Dataset records:

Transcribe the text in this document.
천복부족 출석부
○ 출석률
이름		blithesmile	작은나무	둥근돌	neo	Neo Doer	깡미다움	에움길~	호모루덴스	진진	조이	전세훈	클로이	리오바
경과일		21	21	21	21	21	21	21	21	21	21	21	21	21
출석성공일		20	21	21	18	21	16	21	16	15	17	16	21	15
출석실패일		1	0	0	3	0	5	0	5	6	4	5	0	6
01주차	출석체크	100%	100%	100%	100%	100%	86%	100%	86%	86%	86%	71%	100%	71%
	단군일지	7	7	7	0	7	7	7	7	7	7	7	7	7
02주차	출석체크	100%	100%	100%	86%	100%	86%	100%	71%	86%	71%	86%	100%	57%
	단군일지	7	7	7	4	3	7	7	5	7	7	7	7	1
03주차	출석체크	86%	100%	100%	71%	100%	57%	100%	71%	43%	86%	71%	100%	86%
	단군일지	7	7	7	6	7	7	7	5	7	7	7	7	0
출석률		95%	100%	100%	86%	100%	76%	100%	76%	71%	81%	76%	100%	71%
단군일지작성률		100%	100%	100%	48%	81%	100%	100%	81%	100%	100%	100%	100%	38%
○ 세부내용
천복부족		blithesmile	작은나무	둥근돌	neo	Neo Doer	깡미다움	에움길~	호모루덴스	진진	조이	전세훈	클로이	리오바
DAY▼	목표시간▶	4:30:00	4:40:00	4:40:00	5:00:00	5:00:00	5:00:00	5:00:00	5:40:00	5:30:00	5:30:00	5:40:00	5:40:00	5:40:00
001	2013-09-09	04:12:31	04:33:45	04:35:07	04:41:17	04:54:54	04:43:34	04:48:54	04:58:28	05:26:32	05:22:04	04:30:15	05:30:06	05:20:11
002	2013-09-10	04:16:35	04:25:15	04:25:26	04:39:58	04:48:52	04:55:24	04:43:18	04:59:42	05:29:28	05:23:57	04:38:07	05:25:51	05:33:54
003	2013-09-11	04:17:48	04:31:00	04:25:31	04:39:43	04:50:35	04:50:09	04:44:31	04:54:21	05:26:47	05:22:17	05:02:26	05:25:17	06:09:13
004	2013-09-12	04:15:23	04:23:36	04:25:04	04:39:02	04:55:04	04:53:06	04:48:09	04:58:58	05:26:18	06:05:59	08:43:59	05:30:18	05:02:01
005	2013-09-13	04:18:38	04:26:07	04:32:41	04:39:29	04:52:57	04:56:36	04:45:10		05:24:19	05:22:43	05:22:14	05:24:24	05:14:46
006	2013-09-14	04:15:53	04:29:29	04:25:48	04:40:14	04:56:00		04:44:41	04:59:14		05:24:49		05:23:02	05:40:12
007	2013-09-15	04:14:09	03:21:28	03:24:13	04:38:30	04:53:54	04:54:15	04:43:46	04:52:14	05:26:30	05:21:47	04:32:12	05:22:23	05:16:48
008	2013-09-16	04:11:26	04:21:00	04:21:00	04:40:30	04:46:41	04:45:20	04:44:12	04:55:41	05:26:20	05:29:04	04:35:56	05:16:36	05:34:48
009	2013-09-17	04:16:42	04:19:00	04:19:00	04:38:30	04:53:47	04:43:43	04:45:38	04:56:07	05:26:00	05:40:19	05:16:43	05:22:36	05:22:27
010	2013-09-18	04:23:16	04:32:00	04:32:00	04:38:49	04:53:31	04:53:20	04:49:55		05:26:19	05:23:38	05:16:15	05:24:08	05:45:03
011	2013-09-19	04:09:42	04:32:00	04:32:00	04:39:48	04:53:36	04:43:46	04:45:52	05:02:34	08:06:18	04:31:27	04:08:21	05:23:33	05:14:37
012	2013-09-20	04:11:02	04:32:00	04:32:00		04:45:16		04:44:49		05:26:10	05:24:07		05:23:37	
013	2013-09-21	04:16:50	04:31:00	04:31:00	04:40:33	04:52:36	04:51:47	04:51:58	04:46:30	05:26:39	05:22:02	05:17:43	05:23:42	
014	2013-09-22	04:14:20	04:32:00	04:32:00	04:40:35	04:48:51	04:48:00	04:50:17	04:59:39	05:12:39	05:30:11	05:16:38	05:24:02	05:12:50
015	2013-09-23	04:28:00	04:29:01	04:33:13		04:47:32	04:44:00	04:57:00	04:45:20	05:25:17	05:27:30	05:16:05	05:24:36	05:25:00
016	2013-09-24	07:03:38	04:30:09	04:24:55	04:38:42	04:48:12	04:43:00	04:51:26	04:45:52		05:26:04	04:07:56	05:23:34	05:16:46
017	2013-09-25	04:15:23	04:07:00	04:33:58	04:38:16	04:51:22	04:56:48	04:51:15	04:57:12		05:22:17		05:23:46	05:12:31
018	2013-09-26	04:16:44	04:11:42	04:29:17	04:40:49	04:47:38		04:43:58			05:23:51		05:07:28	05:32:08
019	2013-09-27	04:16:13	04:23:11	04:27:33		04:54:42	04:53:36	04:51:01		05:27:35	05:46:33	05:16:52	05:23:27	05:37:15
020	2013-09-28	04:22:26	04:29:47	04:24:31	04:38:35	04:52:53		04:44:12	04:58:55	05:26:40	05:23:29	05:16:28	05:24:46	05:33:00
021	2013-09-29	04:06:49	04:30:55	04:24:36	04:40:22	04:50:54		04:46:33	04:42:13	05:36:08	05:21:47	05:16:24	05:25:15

■ **Exercise instructions**
Using the records above, copy every line that has the word "blithesmile" in it.

■ **Solution to this problem**
이름		blithesmile	작은나무	둥근돌	neo	Neo Doer	깡미다움	에움길~	호모루덴스	진진	조이	전세훈	클로이	리오바
천복부족		blithesmile	작은나무	둥근돌	neo	Neo Doer	깡미다움	에움길~	호모루덴스	진진	조이	전세훈	클로이	리오바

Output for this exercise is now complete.